▶ WRITTEN PROBLEM
Within the listing below, locate all lines containing the word "What". Copy each one.

▶ DATASET ROWS
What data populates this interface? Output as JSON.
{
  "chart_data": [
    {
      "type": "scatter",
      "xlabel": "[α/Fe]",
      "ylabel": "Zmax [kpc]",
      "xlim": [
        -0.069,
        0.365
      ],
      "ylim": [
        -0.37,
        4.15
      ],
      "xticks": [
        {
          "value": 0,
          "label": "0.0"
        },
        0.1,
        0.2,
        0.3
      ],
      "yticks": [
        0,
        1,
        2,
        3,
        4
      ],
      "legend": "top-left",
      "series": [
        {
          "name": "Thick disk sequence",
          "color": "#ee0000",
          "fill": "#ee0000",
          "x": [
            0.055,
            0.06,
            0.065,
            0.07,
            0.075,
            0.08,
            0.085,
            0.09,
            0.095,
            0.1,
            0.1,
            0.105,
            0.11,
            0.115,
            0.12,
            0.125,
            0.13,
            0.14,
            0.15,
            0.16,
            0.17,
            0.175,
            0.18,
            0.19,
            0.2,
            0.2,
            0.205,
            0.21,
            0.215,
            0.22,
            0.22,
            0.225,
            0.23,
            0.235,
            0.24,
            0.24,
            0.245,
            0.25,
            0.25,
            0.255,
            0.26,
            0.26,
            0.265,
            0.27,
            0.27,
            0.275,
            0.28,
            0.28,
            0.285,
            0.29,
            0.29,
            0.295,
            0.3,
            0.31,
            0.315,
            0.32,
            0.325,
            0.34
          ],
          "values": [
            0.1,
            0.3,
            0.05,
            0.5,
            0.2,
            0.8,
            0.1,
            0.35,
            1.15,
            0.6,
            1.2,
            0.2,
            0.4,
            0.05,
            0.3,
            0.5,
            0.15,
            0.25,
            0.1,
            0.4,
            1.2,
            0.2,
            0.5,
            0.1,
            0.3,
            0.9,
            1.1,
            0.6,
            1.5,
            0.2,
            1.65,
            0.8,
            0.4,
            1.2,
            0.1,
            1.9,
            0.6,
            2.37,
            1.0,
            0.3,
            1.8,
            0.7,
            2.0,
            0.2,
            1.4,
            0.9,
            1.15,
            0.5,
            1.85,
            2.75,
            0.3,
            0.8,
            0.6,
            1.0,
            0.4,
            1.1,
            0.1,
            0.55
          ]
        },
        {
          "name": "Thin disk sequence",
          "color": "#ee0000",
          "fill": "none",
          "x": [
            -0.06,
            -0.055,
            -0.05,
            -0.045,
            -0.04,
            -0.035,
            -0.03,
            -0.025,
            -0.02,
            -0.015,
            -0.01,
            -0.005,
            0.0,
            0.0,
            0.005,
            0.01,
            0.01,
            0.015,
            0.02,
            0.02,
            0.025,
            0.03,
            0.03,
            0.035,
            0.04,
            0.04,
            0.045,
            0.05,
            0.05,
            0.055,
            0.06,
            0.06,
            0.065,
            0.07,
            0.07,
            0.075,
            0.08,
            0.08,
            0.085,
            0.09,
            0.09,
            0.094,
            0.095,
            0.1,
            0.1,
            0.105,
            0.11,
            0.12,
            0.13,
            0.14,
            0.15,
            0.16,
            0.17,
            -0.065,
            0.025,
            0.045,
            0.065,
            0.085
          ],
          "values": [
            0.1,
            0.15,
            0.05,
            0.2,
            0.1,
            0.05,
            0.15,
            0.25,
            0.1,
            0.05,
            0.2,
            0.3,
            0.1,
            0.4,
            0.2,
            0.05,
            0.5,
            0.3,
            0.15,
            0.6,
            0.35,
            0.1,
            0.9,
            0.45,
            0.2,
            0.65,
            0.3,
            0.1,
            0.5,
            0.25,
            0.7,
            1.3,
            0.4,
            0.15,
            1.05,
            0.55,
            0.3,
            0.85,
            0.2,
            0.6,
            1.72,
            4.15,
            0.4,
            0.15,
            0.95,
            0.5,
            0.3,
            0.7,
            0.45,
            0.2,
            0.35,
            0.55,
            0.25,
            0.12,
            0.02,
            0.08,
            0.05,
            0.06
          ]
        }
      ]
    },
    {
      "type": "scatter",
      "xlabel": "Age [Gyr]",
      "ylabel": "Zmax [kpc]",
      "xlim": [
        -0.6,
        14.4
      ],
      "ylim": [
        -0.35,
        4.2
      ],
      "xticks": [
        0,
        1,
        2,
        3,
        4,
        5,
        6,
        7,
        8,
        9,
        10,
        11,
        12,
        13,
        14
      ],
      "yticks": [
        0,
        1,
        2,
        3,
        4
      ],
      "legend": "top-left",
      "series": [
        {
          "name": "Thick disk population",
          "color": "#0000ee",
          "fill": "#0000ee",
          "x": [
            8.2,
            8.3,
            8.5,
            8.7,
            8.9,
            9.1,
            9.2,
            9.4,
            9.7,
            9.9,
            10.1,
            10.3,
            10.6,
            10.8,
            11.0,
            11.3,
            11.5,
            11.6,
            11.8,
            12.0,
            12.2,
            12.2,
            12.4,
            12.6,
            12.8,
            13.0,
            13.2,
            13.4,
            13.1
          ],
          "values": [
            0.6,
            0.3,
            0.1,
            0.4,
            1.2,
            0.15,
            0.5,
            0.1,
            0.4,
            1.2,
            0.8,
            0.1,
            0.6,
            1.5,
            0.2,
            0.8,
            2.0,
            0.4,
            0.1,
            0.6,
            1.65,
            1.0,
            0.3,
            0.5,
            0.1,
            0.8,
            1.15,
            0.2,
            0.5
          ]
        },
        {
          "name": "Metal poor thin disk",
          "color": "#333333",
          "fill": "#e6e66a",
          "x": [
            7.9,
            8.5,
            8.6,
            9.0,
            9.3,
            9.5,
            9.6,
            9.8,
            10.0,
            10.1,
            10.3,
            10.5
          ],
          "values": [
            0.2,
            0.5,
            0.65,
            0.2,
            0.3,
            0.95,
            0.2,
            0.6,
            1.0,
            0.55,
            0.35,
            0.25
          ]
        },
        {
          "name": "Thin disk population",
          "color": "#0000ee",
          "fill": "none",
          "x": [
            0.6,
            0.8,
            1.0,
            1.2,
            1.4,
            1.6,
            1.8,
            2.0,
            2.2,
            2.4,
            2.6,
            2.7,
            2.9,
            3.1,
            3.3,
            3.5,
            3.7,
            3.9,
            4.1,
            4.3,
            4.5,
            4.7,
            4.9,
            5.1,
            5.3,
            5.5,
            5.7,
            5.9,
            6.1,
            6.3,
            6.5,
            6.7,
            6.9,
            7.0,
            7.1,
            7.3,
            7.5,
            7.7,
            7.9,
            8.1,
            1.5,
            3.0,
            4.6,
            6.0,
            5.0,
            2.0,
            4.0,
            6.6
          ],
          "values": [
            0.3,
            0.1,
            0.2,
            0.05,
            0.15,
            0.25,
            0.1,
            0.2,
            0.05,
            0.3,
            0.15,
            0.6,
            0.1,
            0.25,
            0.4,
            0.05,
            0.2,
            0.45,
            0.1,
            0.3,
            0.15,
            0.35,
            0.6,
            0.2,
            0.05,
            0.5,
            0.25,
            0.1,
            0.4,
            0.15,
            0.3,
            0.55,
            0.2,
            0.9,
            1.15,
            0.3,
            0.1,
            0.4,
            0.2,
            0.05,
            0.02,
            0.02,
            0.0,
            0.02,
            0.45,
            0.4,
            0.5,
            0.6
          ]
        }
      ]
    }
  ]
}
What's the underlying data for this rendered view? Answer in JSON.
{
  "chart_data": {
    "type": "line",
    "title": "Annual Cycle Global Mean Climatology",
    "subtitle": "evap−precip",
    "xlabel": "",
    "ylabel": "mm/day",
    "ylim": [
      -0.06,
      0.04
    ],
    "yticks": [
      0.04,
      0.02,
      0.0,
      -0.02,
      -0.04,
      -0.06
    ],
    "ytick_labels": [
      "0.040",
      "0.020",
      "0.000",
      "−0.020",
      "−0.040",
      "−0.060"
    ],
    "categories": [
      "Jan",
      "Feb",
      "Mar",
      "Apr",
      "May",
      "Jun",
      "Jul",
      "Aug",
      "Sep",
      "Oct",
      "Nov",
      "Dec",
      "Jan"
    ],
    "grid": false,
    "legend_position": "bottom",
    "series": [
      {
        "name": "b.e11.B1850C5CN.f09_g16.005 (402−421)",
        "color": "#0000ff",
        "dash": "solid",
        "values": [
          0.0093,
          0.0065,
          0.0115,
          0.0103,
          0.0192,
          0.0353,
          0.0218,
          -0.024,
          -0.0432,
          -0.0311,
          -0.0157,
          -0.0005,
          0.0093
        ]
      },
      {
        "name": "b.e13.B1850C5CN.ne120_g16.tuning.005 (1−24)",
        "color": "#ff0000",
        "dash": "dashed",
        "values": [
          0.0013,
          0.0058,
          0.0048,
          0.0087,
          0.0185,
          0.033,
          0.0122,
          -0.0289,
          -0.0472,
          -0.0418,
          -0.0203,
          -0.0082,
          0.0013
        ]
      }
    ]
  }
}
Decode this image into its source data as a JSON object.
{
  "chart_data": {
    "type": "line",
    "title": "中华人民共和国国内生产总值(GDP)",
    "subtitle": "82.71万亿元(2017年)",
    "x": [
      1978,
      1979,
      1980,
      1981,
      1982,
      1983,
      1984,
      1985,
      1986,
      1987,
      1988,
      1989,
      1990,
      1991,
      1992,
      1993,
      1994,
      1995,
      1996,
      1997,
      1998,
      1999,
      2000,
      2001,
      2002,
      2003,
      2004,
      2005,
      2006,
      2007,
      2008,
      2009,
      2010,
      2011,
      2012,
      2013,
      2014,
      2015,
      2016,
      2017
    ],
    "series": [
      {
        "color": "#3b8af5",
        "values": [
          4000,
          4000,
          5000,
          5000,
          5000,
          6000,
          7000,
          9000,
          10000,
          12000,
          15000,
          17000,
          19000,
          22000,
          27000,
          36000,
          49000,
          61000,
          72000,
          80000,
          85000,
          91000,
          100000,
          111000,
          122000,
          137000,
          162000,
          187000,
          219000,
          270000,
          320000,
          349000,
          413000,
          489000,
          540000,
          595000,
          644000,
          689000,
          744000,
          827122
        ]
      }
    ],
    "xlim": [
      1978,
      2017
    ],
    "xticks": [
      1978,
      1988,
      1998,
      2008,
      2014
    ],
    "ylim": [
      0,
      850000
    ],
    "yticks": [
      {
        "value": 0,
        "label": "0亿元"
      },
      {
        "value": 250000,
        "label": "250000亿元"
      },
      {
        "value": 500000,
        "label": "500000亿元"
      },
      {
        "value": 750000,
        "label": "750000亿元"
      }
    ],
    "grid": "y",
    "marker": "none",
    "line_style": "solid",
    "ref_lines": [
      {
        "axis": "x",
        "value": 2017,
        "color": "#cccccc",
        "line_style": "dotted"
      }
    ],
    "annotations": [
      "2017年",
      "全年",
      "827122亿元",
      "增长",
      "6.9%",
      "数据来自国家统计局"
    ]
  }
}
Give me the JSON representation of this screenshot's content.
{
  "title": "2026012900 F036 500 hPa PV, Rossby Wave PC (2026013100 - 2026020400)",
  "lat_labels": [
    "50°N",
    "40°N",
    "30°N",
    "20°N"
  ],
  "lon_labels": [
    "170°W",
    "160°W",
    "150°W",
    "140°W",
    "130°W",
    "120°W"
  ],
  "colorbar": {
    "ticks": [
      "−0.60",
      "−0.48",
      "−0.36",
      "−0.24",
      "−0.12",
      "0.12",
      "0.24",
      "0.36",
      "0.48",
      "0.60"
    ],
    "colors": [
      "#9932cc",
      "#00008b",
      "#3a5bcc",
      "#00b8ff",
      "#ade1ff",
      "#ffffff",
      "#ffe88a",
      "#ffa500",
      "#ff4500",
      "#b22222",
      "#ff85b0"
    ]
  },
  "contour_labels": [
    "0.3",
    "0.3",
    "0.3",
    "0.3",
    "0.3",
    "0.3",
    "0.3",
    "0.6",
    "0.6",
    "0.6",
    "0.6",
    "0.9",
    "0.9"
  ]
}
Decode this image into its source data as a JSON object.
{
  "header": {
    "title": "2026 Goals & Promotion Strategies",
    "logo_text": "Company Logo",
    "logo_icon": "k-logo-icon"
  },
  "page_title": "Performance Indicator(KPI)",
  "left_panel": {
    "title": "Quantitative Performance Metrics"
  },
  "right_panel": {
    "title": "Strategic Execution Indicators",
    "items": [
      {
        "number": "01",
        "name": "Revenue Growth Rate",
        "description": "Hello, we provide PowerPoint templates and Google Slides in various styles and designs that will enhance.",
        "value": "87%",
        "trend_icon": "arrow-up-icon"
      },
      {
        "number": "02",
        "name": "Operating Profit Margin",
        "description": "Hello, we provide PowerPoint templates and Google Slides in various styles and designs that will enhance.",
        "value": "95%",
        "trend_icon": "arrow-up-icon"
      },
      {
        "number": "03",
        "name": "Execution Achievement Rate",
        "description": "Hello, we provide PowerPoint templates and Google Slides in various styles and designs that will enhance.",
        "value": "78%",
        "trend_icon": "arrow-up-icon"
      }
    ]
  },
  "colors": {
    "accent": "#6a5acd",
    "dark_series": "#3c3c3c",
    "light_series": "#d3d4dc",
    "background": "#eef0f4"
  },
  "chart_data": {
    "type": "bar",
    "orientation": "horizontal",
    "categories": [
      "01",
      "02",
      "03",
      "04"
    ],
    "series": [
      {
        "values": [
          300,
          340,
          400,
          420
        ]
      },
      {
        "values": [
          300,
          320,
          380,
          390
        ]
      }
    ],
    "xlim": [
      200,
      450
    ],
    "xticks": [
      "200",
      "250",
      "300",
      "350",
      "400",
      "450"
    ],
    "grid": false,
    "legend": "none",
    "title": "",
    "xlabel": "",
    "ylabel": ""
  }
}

▶ REPLY
What data populates this interface? Output as JSON.
What's the underlying data for this rendered view? Answer in JSON.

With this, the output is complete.